Stored dataset items:
^^^^
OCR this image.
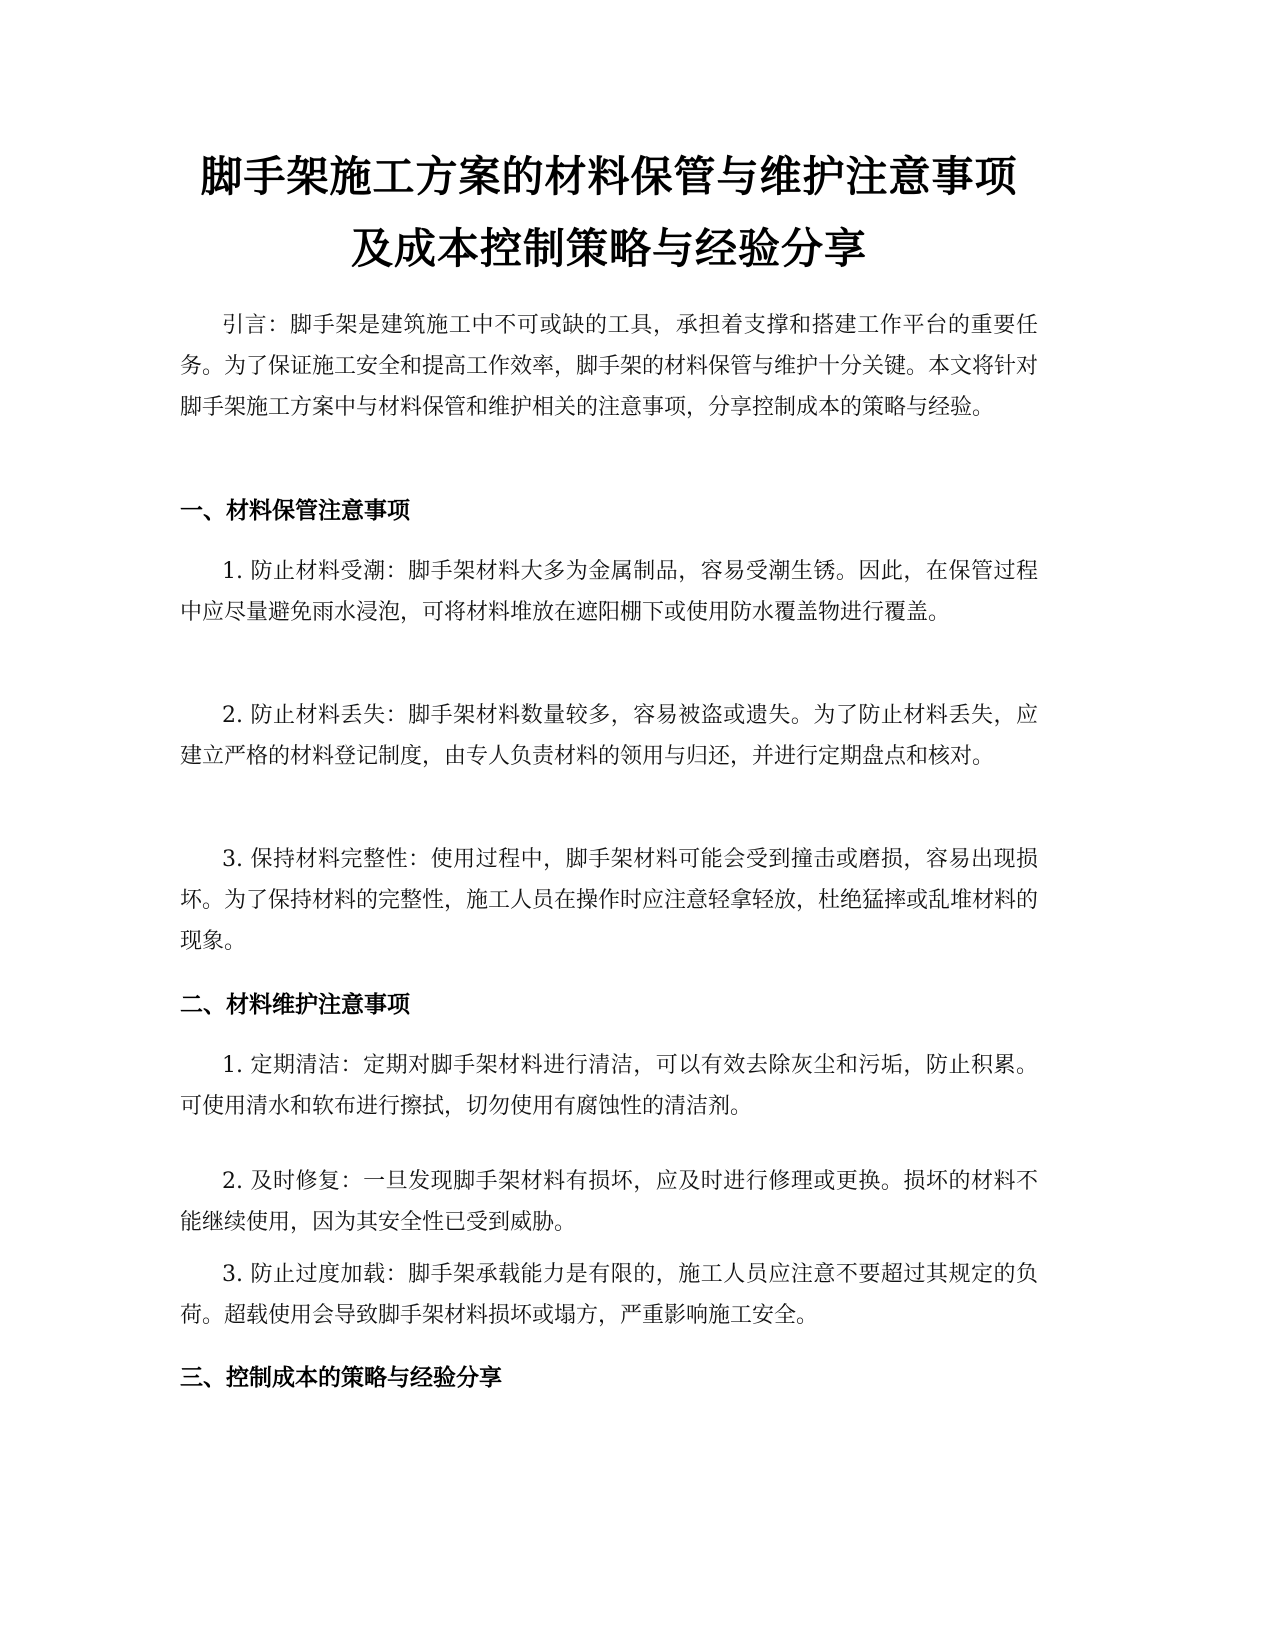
脚手架施工方案的材料保管与维护注意事项
及成本控制策略与经验分享

引言：脚手架是建筑施工中不可或缺的工具，承担着支撑和搭建工作平台的重要任务。为了保证施工安全和提高工作效率，脚手架的材料保管与维护十分关键。本文将针对脚手架施工方案中与材料保管和维护相关的注意事项，分享控制成本的策略与经验。

一、材料保管注意事项

1. 防止材料受潮：脚手架材料大多为金属制品，容易受潮生锈。因此，在保管过程中应尽量避免雨水浸泡，可将材料堆放在遮阳棚下或使用防水覆盖物进行覆盖。

2. 防止材料丢失：脚手架材料数量较多，容易被盗或遗失。为了防止材料丢失，应建立严格的材料登记制度，由专人负责材料的领用与归还，并进行定期盘点和核对。

3. 保持材料完整性：使用过程中，脚手架材料可能会受到撞击或磨损，容易出现损坏。为了保持材料的完整性，施工人员在操作时应注意轻拿轻放，杜绝猛摔或乱堆材料的现象。

二、材料维护注意事项

1. 定期清洁：定期对脚手架材料进行清洁，可以有效去除灰尘和污垢，防止积累。可使用清水和软布进行擦拭，切勿使用有腐蚀性的清洁剂。

2. 及时修复：一旦发现脚手架材料有损坏，应及时进行修理或更换。损坏的材料不能继续使用，因为其安全性已受到威胁。

3. 防止过度加载：脚手架承载能力是有限的，施工人员应注意不要超过其规定的负荷。超载使用会导致脚手架材料损坏或塌方，严重影响施工安全。

三、控制成本的策略与经验分享
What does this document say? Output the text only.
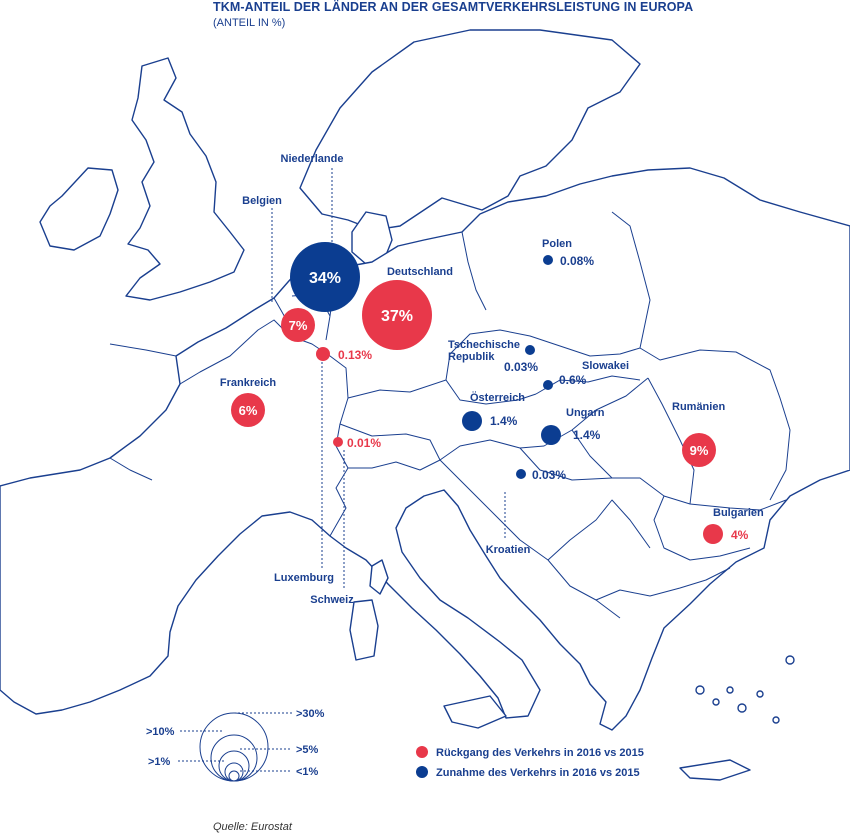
TKM-ANTEIL DER LÄNDER AN DER GESAMTVERKEHRSLEISTUNG IN EUROPA
(ANTEIL IN %)
34%
37%
7%
0.13%
6%
0.01%
0.08%
0.03%
0.6%
1.4%
1.4%
9%
4%
0.03%
Niederlande
Belgien
Deutschland
Frankreich
Polen
Tschechische
Republik
Slowakei
Österreich
Ungarn	Rumänien
Bulgarien
Kroatien
Luxemburg
Schweiz
>30%
>10%
>5%
>1%
<1%
Rückgang des Verkehrs in 2016 vs 2015
Zunahme des Verkehrs in 2016 vs 2015
Quelle: Eurostat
^^^^
* Your instructions
In the copy, include all records verbatim but no images.

* Output below
OCR this image.
脚手架施工方案的材料保管与维护注意事项
及成本控制策略与经验分享

引言：脚手架是建筑施工中不可或缺的工具，承担着支撑和搭建工作平台的重要任务。为了保证施工安全和提高工作效率，脚手架的材料保管与维护十分关键。本文将针对脚手架施工方案中与材料保管和维护相关的注意事项，分享控制成本的策略与经验。

一、材料保管注意事项

1. 防止材料受潮：脚手架材料大多为金属制品，容易受潮生锈。因此，在保管过程中应尽量避免雨水浸泡，可将材料堆放在遮阳棚下或使用防水覆盖物进行覆盖。

2. 防止材料丢失：脚手架材料数量较多，容易被盗或遗失。为了防止材料丢失，应建立严格的材料登记制度，由专人负责材料的领用与归还，并进行定期盘点和核对。

3. 保持材料完整性：使用过程中，脚手架材料可能会受到撞击或磨损，容易出现损坏。为了保持材料的完整性，施工人员在操作时应注意轻拿轻放，杜绝猛摔或乱堆材料的现象。

二、材料维护注意事项

1. 定期清洁：定期对脚手架材料进行清洁，可以有效去除灰尘和污垢，防止积累。可使用清水和软布进行擦拭，切勿使用有腐蚀性的清洁剂。

2. 及时修复：一旦发现脚手架材料有损坏，应及时进行修理或更换。损坏的材料不能继续使用，因为其安全性已受到威胁。

3. 防止过度加载：脚手架承载能力是有限的，施工人员应注意不要超过其规定的负荷。超载使用会导致脚手架材料损坏或塌方，严重影响施工安全。

三、控制成本的策略与经验分享
What does this document say? Output the text only.
TKM-ANTEIL DER LÄNDER AN DER GESAMTVERKEHRSLEISTUNG IN EUROPA
(ANTEIL IN %)
34%
37%
7%
0.13%
6%
0.01%
0.08%
0.03%
0.6%
1.4%
1.4%
9%
4%
0.03%
Niederlande
Belgien
Deutschland
Frankreich
Polen
Tschechische
Republik
Slowakei
Österreich
Ungarn	Rumänien
Bulgarien
Kroatien
Luxemburg
Schweiz
>30%
>10%
>5%
>1%
<1%
Rückgang des Verkehrs in 2016 vs 2015
Zunahme des Verkehrs in 2016 vs 2015
Quelle: Eurostat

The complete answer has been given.